- _The problem_
Copy the listing verbatim, starting at its first line and stopping after the line that contains "- Point: [94, 570, 117, 584]".

- _Data supplied_
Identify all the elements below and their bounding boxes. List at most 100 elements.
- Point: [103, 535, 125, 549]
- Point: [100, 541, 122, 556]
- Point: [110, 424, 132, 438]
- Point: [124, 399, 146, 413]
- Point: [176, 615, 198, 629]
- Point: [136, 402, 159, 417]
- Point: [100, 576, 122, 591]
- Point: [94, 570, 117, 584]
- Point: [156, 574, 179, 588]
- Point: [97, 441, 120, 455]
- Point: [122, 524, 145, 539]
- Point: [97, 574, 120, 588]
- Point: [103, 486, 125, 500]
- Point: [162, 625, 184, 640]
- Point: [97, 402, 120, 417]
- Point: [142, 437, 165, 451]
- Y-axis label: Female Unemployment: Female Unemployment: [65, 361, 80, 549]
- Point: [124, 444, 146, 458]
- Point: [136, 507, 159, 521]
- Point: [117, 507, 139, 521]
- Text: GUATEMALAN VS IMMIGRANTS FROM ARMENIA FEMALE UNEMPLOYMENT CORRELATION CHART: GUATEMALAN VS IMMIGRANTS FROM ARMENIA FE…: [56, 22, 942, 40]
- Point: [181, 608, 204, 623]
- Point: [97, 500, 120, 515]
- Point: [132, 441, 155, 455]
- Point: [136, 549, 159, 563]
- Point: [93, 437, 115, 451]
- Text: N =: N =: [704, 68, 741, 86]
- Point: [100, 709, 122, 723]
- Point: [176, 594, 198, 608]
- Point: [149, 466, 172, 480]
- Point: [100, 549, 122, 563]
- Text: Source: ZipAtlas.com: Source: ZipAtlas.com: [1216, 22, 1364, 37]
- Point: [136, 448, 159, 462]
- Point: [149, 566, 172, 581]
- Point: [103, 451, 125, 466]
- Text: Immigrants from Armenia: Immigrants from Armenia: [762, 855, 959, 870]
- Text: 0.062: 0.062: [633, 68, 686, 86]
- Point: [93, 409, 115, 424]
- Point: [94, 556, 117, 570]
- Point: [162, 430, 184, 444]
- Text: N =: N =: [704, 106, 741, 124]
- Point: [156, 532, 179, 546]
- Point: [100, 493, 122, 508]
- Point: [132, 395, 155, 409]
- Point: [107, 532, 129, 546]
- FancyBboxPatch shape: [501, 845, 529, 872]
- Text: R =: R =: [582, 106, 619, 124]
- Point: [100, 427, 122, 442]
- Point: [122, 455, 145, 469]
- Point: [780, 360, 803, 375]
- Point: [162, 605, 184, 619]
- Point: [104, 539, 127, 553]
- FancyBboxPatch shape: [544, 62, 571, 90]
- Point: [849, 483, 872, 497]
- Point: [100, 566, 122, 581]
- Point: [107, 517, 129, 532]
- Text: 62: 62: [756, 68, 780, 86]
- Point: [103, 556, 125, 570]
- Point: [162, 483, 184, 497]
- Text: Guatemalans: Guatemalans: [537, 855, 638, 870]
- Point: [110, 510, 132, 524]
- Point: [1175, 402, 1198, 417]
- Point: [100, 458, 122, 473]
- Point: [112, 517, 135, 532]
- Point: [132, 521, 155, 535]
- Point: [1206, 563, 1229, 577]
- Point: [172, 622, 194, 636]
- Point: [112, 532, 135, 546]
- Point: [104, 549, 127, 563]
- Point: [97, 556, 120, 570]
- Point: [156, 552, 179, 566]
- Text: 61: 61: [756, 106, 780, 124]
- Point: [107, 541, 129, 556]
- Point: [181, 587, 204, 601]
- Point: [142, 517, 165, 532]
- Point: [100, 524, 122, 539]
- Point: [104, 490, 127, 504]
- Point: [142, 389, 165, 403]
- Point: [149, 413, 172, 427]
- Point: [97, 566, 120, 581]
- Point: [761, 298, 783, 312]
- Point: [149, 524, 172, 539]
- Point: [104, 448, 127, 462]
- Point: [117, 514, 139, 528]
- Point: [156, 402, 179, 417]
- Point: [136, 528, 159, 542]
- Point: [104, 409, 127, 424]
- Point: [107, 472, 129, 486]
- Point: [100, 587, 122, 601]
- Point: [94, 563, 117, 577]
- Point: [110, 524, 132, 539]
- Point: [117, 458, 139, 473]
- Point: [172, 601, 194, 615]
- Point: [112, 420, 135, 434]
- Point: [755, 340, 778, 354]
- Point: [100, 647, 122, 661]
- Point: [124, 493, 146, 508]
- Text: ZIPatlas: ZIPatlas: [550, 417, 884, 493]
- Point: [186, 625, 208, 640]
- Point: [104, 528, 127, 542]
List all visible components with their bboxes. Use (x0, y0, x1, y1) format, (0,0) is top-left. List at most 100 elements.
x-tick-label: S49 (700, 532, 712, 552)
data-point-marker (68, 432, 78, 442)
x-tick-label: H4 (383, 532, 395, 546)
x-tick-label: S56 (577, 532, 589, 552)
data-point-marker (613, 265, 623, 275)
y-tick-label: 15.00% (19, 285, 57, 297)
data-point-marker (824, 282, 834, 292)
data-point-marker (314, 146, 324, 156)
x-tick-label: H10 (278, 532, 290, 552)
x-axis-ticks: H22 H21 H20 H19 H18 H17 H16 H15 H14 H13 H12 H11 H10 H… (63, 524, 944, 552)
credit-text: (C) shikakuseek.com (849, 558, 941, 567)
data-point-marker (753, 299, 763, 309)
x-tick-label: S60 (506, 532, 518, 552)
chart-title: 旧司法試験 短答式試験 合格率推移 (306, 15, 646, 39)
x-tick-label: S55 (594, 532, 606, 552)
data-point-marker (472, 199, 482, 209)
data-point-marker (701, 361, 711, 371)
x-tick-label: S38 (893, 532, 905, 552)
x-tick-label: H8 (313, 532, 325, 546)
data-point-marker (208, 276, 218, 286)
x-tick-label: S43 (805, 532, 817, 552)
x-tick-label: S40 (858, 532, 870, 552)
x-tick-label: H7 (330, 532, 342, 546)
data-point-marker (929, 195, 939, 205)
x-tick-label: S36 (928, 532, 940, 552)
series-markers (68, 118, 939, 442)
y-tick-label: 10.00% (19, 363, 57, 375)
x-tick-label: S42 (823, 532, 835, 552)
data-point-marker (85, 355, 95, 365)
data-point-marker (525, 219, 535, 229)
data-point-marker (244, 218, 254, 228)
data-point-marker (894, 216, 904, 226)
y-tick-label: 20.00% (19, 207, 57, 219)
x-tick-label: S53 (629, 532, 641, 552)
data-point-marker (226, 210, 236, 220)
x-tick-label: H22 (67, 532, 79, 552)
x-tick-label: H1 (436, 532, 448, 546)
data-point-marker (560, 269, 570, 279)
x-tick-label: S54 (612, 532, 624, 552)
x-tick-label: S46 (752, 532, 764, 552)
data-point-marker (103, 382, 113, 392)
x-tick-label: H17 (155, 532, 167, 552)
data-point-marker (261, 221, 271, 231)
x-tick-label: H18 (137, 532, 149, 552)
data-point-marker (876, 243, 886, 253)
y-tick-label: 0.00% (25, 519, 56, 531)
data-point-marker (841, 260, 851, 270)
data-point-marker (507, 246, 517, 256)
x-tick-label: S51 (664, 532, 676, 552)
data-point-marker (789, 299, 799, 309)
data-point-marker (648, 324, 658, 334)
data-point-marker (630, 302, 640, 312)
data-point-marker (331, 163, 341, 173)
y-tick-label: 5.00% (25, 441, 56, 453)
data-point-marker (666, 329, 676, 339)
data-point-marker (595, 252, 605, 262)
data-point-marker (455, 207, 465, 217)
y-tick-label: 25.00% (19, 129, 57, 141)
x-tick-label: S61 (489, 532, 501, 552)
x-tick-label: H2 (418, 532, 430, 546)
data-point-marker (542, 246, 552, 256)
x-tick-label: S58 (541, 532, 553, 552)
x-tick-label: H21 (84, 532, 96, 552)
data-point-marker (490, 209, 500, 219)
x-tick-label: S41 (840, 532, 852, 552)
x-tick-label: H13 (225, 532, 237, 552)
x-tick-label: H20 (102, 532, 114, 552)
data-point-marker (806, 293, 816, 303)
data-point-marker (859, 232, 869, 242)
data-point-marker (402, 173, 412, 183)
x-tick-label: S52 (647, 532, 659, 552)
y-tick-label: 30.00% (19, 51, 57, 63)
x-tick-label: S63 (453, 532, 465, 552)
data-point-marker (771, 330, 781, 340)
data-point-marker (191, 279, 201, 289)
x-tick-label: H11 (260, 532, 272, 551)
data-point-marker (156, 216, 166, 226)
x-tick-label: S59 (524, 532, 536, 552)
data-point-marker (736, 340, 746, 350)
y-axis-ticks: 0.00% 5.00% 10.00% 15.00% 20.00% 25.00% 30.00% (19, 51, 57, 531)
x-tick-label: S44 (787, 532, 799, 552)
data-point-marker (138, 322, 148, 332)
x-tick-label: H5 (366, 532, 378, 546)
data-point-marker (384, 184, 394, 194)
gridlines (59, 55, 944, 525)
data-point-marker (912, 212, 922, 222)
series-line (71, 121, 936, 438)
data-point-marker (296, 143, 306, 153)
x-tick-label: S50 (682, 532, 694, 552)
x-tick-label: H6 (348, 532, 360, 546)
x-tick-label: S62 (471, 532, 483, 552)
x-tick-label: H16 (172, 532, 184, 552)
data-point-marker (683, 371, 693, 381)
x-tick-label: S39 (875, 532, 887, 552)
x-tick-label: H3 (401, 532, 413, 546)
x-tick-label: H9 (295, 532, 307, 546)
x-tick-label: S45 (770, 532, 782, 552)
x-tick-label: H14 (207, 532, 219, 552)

- _Solution to the exercise_
Identify all the elements below and their bounding boxes. List at most 100 elements.
- Point: [103, 535, 125, 549]
- Point: [100, 541, 122, 556]
- Point: [110, 424, 132, 438]
- Point: [124, 399, 146, 413]
- Point: [176, 615, 198, 629]
- Point: [136, 402, 159, 417]
- Point: [100, 576, 122, 591]
- Point: [94, 570, 117, 584]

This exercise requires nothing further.